— WORK TO BE COMPLETED —
Please write out the material below exactly as given.

<<<<

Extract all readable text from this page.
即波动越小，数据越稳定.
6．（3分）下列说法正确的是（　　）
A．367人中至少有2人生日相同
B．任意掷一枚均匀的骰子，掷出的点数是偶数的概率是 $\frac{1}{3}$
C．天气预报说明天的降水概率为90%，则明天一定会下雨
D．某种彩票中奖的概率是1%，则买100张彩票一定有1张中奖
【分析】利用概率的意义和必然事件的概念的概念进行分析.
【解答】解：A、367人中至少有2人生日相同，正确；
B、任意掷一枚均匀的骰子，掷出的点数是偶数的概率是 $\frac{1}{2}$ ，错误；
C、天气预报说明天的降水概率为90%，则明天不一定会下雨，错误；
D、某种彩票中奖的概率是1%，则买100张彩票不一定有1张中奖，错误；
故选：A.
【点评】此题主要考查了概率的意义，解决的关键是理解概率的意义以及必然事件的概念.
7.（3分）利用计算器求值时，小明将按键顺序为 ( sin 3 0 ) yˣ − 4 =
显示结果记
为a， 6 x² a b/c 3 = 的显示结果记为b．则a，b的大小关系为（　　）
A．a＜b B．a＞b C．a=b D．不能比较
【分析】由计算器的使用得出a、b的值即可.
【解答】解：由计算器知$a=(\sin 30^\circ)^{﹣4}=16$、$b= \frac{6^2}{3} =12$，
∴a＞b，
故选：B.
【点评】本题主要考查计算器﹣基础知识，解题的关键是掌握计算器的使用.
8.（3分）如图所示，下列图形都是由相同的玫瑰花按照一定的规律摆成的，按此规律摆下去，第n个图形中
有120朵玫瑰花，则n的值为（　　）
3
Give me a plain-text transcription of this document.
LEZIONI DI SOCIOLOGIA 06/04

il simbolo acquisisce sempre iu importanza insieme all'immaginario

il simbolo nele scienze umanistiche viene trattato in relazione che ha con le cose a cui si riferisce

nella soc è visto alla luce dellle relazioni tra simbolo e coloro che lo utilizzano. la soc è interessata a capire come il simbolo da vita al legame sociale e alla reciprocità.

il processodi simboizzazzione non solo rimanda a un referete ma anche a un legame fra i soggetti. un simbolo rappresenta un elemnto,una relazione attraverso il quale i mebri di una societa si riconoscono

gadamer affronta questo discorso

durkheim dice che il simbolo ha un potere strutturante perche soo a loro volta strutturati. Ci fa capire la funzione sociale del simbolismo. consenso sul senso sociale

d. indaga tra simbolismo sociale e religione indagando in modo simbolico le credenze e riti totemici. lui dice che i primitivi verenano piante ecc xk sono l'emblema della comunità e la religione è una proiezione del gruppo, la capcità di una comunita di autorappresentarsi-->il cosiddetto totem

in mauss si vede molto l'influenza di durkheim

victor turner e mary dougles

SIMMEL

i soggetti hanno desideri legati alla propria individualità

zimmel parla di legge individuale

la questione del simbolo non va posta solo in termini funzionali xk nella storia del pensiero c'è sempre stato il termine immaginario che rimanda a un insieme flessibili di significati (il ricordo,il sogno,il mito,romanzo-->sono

>>>>

— WRITTEN RESPONSE —
Extract all readable text from this page.
即波动越小，数据越稳定.
6．（3分）下列说法正确的是（　　）
A．367人中至少有2人生日相同
B．任意掷一枚均匀的骰子，掷出的点数是偶数的概率是 $\frac{1}{3}$
C．天气预报说明天的降水概率为90%，则明天一定会下雨
D．某种彩票中奖的概率是1%，则买100张彩票一定有1张中奖
【分析】利用概率的意义和必然事件的概念的概念进行分析.
【解答】解：A、367人中至少有2人生日相同，正确；
B、任意掷一枚均匀的骰子，掷出的点数是偶数的概率是 $\frac{1}{2}$ ，错误；
C、天气预报说明天的降水概率为90%，则明天不一定会下雨，错误；
D、某种彩票中奖的概率是1%，则买100张彩票不一定有1张中奖，错误；
故选：A.
【点评】此题主要考查了概率的意义，解决的关键是理解概率的意义以及必然事件的概念.
7.（3分）利用计算器求值时，小明将按键顺序为 ( sin 3 0 ) yˣ − 4 =
显示结果记
为a， 6 x² a b/c 3 = 的显示结果记为b．则a，b的大小关系为（　　）
A．a＜b B．a＞b C．a=b D．不能比较
【分析】由计算器的使用得出a、b的值即可.
【解答】解：由计算器知$a=(\sin 30^\circ)^{﹣4}=16$、$b= \frac{6^2}{3} =12$，
∴a＞b，
故选：B.
【点评】本题主要考查计算器﹣基础知识，解题的关键是掌握计算器的使用.
8.（3分）如图所示，下列图形都是由相同的玫瑰花按照一定的规律摆成的，按此规律摆下去，第n个图形中
有120朵玫瑰花，则n的值为（　　）
3
Give me a plain-text transcription of this document.
LEZIONI DI SOCIOLOGIA 06/04

il simbolo acquisisce sempre iu importanza insieme all'immaginario

il simbolo nele scienze umanistiche viene trattato in relazione che ha con le cose a cui si riferisce

nella soc è visto alla luce dellle relazioni tra simbolo e coloro che lo utilizzano. la soc è interessata a capire come il simbolo da vita al legame sociale e alla reciprocità.

il processodi simboizzazzione non solo rimanda a un referete ma anche a un legame fra i soggetti. un simbolo rappresenta un elemnto,una relazione attraverso il quale i mebri di una societa si riconoscono

gadamer affronta questo discorso

durkheim dice che il simbolo ha un potere strutturante perche soo a loro volta strutturati. Ci fa capire la funzione sociale del simbolismo. consenso sul senso sociale

d. indaga tra simbolismo sociale e religione indagando in modo simbolico le credenze e riti totemici. lui dice che i primitivi verenano piante ecc xk sono l'emblema della comunità e la religione è una proiezione del gruppo, la capcità di una comunita di autorappresentarsi-->il cosiddetto totem

in mauss si vede molto l'influenza di durkheim

victor turner e mary dougles

SIMMEL

i soggetti hanno desideri legati alla propria individualità

zimmel parla di legge individuale

la questione del simbolo non va posta solo in termini funzionali xk nella storia del pensiero c'è sempre stato il termine immaginario che rimanda a un insieme flessibili di significati (il ricordo,il sogno,il mito,romanzo-->sono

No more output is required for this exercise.